SUPPLIED RECORDS>
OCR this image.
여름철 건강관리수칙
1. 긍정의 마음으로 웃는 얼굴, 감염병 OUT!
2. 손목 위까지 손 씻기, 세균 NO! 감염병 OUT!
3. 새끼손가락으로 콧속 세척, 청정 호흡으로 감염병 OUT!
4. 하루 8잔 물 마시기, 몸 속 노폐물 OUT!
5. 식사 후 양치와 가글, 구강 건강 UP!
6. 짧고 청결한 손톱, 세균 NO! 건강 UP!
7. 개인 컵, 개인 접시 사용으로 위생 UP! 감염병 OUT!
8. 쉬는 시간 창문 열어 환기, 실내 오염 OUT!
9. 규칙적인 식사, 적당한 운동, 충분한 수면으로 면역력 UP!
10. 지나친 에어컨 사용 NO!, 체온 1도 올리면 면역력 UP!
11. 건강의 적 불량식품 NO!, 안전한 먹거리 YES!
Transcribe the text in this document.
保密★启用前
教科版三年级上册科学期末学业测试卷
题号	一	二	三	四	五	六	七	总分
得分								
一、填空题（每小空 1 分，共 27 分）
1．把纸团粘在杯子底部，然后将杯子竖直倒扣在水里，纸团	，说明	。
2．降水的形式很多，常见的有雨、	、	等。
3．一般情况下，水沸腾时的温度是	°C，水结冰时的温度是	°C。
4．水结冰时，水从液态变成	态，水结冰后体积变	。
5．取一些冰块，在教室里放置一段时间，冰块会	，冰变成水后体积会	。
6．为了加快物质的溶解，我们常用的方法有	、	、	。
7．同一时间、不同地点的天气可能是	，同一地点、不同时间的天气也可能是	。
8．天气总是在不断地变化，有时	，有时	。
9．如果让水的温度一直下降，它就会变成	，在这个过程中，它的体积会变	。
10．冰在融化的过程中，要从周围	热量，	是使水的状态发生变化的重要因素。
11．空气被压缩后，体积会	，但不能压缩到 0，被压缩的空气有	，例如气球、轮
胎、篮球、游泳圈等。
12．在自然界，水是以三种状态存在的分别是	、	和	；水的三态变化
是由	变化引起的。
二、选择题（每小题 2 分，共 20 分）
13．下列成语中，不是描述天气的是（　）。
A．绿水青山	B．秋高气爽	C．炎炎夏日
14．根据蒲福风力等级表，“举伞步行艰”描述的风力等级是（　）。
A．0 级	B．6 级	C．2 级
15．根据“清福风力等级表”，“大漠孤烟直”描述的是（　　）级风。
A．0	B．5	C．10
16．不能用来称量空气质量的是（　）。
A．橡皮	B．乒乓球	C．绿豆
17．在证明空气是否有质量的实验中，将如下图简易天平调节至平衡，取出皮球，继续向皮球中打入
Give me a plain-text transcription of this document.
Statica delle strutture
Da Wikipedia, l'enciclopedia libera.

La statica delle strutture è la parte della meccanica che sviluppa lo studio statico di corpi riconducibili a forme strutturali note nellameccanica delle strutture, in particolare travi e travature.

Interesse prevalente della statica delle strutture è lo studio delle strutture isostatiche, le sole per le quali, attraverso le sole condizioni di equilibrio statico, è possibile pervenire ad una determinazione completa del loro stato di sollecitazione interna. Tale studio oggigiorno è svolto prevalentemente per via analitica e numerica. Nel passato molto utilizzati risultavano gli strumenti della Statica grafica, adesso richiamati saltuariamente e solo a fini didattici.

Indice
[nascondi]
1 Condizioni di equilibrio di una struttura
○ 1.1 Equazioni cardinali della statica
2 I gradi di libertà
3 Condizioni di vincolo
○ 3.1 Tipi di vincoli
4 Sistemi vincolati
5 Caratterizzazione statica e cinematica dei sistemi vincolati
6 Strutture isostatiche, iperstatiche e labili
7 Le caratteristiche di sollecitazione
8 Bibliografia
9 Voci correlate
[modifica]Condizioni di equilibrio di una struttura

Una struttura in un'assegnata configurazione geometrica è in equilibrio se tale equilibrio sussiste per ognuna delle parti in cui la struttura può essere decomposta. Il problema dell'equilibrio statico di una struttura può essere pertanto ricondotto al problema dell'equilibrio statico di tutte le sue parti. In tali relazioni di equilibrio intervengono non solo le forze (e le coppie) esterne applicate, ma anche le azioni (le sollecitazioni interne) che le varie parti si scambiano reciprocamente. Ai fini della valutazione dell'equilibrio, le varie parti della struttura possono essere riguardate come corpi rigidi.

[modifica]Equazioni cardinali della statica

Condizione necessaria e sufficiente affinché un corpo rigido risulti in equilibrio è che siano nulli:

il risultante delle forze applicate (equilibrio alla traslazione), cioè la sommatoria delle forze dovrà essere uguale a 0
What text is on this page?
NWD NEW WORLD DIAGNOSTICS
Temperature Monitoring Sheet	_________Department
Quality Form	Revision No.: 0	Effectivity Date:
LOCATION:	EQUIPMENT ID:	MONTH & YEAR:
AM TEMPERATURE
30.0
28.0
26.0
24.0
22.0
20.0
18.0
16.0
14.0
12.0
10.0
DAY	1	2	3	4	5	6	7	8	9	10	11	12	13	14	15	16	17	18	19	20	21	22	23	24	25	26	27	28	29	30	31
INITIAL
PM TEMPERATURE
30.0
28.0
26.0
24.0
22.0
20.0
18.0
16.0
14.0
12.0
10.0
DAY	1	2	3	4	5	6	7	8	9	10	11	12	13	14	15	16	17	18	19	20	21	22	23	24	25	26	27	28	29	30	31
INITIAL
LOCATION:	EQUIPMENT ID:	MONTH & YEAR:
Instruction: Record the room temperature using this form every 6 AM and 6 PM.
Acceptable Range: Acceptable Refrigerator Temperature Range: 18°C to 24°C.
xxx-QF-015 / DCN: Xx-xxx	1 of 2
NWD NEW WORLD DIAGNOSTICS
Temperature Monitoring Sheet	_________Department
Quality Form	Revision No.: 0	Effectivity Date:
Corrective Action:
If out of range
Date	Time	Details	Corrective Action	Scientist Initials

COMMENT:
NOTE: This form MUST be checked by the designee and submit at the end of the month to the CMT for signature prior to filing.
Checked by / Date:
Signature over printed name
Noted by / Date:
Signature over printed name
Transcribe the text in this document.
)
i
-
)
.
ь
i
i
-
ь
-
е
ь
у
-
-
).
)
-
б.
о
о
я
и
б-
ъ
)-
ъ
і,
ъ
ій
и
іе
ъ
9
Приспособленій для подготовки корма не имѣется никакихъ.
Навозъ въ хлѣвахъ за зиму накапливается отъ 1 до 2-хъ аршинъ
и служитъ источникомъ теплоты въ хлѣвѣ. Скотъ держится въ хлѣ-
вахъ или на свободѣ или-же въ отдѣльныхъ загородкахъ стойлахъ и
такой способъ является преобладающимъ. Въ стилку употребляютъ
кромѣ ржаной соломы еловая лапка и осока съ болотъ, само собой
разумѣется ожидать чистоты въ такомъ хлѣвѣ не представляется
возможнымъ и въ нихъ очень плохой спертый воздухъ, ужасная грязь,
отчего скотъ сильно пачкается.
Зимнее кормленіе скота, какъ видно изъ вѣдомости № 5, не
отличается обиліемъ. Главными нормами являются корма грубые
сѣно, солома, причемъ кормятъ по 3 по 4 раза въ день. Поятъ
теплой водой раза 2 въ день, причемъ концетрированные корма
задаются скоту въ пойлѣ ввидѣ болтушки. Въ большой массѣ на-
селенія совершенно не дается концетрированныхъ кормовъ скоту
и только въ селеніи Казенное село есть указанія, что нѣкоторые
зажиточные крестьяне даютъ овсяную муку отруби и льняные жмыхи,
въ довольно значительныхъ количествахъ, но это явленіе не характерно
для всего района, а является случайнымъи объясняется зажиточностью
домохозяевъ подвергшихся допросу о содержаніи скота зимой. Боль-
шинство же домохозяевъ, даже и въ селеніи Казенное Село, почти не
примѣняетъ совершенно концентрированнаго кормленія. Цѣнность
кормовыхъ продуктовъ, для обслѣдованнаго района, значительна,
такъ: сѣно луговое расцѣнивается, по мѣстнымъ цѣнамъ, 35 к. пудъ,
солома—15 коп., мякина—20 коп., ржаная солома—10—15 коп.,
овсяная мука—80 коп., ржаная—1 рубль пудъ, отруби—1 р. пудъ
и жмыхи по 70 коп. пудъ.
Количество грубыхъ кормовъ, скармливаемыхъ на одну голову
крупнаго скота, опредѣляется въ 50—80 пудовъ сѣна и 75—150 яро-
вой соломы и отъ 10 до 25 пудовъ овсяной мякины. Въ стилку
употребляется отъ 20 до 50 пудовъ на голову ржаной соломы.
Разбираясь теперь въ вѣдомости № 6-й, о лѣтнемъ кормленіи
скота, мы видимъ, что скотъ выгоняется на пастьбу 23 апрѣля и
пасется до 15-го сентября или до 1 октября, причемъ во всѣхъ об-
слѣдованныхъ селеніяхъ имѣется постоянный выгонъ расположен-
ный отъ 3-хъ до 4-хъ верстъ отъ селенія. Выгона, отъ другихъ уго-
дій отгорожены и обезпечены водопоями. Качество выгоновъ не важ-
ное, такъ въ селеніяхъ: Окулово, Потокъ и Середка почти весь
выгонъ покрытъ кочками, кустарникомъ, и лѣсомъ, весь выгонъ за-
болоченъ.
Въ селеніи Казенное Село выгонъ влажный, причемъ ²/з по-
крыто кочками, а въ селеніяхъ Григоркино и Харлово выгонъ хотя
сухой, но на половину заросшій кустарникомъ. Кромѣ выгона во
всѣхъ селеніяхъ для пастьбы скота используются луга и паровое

WHAT IS REQUIRED> Show every line where the string "такъ" appears.

COMPLETE OUTPUT>
такъ: сѣно луговое расцѣнивается, по мѣстнымъ цѣнамъ, 35 к. пудъ,
ное, такъ въ селеніяхъ: Окулово, Потокъ и Середка почти весь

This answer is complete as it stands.